▶ _Extract provided_
KU teams hone ultimate Frisbee skills

With their fall season over, the Kansas University men’s ultimate Frisbee club is going through its winter conditioning of drill and practice scrimmage. Brett Hidaka, left, tries to chase down Jack McFarland as he makes the catch.

Ryan Bigley, left, and Axl Brammer both go up for the frisbee.

Kevin Anderson/Journal-World Photo With their fall season over, the KU Ultimate Frisbee club is going through their winter conditioning of drill and practice scrimmage. Ryan Bigley, left, and Axl Brammer both go up for the frisbee.

More and more Kansas University students are taking part in ultimate Frisbee, a sport growing in popularity nationwide.

The KU men’s club team, the HorrorZontals, went to the national competition last year — placing the club among the top 20 teams out of more than 450 teams participating.

Ultimate — a combination of soccer and football — pits two teams against each other on one field, each trying to throw a disc down the field toward an end zone to score points.

KU’s men’s team has more than 50 participants, and a separate women’s team — the Bettys — has 35 members.

Ultimate players say that despite perceptions that the sport is for “a bunch of hippies” lazily throwing a disc around, the sport requires athleticism.

“It’s a whole range of people” who participate, said Ben Tannenwald, a junior from Overland Park and the HorrorZontals’ vice president. “Ideally, the person who plays would be tall and lanky.”

The KU squads travel around the country each year to a variety of tournaments — about a dozen for the men’s team.

The ultimate team focuses on defense, Tannenwald said, and is nationally ranked by the Ultimate Players Association, the sport’s governing body that sanctions the national tournaments.

▶ _Listed entries_
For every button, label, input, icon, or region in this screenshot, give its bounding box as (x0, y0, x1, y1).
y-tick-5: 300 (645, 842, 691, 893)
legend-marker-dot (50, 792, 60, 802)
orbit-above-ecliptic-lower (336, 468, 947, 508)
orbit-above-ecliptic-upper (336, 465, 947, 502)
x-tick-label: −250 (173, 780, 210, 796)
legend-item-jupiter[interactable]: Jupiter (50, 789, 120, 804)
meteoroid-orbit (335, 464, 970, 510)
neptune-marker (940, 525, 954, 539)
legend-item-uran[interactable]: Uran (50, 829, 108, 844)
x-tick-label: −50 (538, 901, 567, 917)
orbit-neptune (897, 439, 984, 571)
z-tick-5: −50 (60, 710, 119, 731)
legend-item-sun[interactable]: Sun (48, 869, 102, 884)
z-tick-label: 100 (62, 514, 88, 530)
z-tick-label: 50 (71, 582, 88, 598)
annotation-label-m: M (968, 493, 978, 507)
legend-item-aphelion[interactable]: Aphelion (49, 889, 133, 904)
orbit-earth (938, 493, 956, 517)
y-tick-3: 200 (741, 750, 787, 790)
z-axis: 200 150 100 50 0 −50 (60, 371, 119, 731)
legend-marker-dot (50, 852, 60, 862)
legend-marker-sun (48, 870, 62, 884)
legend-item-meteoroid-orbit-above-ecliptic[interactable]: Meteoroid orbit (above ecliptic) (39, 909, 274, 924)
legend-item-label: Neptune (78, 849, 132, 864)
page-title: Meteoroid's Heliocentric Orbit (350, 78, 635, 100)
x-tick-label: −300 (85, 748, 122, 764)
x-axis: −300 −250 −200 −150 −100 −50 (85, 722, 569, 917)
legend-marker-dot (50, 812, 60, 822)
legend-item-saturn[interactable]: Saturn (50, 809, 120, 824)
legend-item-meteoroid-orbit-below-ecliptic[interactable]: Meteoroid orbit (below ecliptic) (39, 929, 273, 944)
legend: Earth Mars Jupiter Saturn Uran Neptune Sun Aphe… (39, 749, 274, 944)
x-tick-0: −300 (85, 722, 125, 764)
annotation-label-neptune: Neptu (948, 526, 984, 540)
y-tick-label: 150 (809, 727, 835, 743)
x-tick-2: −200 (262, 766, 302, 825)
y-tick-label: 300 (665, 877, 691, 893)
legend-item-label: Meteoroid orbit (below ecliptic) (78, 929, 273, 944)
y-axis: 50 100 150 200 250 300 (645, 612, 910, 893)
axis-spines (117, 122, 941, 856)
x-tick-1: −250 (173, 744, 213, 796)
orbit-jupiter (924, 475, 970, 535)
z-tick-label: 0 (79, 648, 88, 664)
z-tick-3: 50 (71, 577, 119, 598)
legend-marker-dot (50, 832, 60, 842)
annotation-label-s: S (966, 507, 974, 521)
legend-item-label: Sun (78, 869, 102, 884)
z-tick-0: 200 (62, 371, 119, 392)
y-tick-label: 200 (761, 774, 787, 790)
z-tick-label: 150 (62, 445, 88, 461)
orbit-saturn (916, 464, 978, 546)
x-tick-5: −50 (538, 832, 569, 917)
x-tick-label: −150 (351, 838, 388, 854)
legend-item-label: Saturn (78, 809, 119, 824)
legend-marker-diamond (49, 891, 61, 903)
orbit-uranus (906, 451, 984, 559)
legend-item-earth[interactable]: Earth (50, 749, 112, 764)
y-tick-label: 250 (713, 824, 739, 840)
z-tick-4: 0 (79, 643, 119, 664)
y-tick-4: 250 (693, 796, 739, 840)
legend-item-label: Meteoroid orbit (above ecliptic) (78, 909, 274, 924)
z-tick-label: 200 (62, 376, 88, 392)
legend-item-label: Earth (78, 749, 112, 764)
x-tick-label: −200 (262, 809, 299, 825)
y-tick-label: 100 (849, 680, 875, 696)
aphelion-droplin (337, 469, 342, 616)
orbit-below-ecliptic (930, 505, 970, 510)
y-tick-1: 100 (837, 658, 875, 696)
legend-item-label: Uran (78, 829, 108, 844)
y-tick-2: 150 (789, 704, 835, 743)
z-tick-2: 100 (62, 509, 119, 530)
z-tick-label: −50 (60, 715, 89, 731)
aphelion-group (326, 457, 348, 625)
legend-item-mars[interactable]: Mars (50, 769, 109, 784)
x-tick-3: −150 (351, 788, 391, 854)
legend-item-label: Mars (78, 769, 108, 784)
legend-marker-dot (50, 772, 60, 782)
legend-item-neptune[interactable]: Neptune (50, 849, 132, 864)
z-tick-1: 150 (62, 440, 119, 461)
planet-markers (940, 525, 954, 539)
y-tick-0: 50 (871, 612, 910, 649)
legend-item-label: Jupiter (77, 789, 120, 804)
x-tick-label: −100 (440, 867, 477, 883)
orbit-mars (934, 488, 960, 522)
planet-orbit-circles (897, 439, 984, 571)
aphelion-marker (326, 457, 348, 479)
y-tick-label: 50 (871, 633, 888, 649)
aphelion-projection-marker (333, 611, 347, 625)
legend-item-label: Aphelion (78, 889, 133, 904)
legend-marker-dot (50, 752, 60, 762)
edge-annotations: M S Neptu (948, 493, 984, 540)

▶ _Prompt 1_
Answer these questions from the article on KU ultimate Frisbee:
(a) What is the KU women's ultimate team called, and how many members does it have?
(b) About how many tournaments does the men's team travel to each year?
(c) What position does Ben Tannenwald hold on the HorrorZontals?
▶ _Prompt 2_
According to the article on KU ultimate Frisbee, what earned the HorrorZontals a place among the top 20 teams? Answer in one to three sentences.
▶ _Prompt 3_
Write a continuation of the article on KU ultimate Frisbee, picking up after its final sentence.

▶ _Answer 1_
(a) The Bettys, with 35 members.
(b) About a dozen.
(c) Vice president.

▶ _Answer 2_
The HorrorZontals went to the national competition last year. That result placed the club among the top 20 of more than 450 participating teams.

▶ _Answer 3_
The team at KU is old, at least in terms of the relatively young sport, going back to 1979, said Gary Gareis, president of the KU Ultimate club. While Gareis said elevation to an NCAA-sanctioned sport is possible someday, the sport has a long way to go.

Some additions will probably have to be made, such as referees, he said. Now, teams call their own fouls, which can lead to some disputes and compromises to resolve the issues that arise.

The sport has its own culture among its fans, who can be found across the globe, said Emily Marotta, president of the Bettys.

“Just about anywhere you go, you can find the ultimate community,” she said, saying people on the squad have traveled as far away as Morocco and still found places to play.

Both the men’s and women’s teams are involved in recruiting at high schools. They conduct practices in the middle of campus in the first few months of the year in the hopes of attracting new members.

“The best decision I ever made in coming to KU was getting involved with ultimate,” Marotta said. “All my friends are Bettys and ‘Zontals.”